-- Start --

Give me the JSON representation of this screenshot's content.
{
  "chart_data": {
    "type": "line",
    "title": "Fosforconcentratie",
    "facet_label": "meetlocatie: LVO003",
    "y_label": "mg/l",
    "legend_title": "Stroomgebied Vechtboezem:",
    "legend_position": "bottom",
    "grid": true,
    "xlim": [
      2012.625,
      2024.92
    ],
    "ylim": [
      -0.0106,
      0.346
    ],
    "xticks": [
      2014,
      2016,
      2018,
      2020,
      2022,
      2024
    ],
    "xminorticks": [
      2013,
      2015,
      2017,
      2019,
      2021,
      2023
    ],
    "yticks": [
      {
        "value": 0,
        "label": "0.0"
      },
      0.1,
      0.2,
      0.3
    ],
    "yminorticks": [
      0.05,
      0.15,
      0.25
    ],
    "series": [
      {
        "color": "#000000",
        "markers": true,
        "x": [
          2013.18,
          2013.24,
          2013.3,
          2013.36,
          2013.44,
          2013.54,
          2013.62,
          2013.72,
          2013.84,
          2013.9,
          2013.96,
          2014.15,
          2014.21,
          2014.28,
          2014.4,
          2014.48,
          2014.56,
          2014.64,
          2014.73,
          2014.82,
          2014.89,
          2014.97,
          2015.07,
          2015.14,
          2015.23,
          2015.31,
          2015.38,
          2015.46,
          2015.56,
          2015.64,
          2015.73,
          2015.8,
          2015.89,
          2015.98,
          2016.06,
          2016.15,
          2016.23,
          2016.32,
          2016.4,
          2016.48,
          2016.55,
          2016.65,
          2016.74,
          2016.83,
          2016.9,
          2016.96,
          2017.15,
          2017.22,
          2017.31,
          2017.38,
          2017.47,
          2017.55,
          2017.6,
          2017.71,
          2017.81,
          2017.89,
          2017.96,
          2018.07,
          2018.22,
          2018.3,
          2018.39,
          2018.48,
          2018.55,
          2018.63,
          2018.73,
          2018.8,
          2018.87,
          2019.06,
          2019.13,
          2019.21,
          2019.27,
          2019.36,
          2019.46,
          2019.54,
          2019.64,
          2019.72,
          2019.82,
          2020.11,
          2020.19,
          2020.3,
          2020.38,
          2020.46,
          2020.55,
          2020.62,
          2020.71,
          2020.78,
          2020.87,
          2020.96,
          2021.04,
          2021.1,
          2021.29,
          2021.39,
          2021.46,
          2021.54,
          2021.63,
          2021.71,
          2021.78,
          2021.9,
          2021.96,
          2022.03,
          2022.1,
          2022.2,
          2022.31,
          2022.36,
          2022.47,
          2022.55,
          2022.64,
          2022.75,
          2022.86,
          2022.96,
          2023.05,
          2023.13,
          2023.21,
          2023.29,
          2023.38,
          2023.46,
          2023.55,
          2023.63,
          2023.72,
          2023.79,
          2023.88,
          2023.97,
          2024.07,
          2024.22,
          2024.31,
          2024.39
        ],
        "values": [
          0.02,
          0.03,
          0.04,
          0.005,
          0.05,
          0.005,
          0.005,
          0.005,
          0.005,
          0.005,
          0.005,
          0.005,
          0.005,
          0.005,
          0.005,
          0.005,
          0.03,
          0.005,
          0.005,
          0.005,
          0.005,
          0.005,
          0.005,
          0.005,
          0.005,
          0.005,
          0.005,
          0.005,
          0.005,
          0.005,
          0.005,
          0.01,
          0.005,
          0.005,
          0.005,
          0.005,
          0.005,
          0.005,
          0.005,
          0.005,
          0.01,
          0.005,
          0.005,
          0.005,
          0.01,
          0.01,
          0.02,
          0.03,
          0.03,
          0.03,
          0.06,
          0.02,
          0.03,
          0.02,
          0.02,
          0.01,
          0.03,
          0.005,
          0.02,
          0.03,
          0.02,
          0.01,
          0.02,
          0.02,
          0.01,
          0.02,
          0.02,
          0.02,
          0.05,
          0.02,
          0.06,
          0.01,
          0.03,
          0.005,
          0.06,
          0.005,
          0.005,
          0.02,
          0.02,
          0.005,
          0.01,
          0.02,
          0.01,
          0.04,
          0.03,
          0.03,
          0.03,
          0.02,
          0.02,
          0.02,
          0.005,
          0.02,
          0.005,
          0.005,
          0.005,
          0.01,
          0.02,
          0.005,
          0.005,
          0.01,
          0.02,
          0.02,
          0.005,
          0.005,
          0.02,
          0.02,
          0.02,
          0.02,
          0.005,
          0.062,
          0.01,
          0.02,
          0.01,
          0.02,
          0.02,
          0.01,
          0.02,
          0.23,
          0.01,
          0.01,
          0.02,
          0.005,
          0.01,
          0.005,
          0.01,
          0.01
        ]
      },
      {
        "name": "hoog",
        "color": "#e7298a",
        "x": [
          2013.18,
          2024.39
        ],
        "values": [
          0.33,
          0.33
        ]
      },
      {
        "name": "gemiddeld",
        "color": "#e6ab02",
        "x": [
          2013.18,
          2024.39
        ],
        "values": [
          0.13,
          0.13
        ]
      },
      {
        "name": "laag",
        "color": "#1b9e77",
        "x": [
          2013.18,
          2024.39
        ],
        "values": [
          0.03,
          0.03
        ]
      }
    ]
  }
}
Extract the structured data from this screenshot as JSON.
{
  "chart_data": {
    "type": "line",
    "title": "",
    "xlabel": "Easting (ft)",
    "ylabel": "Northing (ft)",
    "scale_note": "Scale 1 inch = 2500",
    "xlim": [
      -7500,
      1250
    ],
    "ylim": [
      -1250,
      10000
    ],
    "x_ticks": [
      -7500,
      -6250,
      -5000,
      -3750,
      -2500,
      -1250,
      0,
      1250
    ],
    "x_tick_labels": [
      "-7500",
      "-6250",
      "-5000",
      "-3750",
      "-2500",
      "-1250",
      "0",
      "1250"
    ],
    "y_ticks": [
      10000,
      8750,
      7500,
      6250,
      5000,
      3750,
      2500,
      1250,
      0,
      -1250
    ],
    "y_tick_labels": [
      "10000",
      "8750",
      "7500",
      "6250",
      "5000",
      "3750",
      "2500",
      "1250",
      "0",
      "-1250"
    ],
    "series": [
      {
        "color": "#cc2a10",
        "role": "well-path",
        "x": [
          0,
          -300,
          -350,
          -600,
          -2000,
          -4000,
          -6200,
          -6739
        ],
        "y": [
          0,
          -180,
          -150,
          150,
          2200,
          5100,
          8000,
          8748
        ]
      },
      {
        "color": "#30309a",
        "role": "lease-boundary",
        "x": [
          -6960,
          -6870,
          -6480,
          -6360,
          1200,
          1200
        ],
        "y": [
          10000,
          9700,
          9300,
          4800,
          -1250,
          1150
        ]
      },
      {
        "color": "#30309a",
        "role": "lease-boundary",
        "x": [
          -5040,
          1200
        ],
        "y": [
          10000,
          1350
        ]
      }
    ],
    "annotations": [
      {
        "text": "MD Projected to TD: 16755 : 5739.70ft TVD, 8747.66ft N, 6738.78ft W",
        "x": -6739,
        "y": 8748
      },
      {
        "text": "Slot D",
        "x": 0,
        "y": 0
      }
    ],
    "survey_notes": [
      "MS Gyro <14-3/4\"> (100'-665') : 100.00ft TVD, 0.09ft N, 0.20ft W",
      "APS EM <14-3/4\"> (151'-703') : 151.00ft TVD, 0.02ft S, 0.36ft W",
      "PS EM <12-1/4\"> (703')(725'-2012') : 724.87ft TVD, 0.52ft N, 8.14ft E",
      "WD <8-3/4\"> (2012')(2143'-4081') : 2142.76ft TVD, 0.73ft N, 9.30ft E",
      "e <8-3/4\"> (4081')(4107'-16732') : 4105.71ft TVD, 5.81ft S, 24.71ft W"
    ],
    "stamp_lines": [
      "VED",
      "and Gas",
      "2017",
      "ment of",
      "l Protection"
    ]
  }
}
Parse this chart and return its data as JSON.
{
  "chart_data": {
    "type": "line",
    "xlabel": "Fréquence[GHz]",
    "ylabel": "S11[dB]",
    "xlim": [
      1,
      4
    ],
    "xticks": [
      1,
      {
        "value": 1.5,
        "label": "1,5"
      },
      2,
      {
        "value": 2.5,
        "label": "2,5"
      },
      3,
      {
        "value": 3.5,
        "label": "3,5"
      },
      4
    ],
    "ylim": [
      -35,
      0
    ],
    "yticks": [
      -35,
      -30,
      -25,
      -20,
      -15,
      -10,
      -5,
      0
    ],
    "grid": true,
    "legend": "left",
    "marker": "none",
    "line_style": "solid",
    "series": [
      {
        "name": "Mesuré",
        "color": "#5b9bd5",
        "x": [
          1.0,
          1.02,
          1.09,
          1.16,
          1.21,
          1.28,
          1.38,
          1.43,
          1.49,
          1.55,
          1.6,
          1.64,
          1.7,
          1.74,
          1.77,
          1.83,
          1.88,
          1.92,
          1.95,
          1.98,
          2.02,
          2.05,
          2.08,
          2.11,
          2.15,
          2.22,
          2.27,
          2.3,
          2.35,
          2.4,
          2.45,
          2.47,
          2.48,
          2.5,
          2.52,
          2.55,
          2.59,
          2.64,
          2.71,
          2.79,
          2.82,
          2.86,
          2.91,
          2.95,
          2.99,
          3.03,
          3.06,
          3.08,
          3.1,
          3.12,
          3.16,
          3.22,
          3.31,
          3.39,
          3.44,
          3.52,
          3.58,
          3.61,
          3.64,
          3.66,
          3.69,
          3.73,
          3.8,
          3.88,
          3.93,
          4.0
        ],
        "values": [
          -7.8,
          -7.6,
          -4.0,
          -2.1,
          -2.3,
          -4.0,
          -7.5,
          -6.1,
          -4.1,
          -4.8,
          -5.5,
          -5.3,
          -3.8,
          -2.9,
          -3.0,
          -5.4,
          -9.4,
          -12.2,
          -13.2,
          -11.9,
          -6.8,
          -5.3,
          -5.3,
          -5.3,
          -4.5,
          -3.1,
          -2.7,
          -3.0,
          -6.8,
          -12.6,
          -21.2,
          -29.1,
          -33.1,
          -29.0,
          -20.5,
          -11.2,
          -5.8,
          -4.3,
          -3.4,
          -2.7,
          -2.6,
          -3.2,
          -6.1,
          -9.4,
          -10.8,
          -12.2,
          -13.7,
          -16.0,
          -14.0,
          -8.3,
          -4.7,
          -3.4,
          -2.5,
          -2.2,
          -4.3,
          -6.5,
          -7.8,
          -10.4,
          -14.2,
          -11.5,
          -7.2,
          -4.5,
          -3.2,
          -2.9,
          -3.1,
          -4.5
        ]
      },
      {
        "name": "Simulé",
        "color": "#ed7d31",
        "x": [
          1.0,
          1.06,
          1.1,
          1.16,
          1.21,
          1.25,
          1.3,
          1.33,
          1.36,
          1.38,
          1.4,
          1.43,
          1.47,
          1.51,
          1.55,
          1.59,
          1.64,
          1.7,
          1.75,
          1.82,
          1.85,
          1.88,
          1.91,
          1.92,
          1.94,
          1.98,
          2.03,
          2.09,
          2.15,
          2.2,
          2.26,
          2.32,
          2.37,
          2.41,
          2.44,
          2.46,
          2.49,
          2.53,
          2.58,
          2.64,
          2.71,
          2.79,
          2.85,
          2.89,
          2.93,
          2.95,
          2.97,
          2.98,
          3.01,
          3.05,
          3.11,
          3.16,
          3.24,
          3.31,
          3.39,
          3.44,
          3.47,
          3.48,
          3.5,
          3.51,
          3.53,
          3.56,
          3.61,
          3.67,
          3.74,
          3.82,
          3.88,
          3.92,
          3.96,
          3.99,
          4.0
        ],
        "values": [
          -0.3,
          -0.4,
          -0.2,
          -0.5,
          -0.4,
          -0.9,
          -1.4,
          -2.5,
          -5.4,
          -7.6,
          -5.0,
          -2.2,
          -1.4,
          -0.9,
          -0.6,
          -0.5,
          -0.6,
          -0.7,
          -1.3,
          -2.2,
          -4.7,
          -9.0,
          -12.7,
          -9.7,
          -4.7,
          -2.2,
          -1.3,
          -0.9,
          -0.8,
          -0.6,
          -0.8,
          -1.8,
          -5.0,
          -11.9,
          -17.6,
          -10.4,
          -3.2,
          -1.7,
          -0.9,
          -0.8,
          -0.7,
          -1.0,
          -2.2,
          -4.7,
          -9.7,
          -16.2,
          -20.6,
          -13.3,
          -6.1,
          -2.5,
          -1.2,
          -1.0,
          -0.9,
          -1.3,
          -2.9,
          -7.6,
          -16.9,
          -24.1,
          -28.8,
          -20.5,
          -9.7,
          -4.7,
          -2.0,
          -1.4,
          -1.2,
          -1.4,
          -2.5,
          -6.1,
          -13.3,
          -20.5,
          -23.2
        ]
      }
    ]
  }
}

-- End --

**Problem requirements**
Collect each line of the entries that has the word "screenshot", copying it in full.

**Result of the task**
Give me the JSON representation of this screenshot's content.
Extract the structured data from this screenshot as JSON.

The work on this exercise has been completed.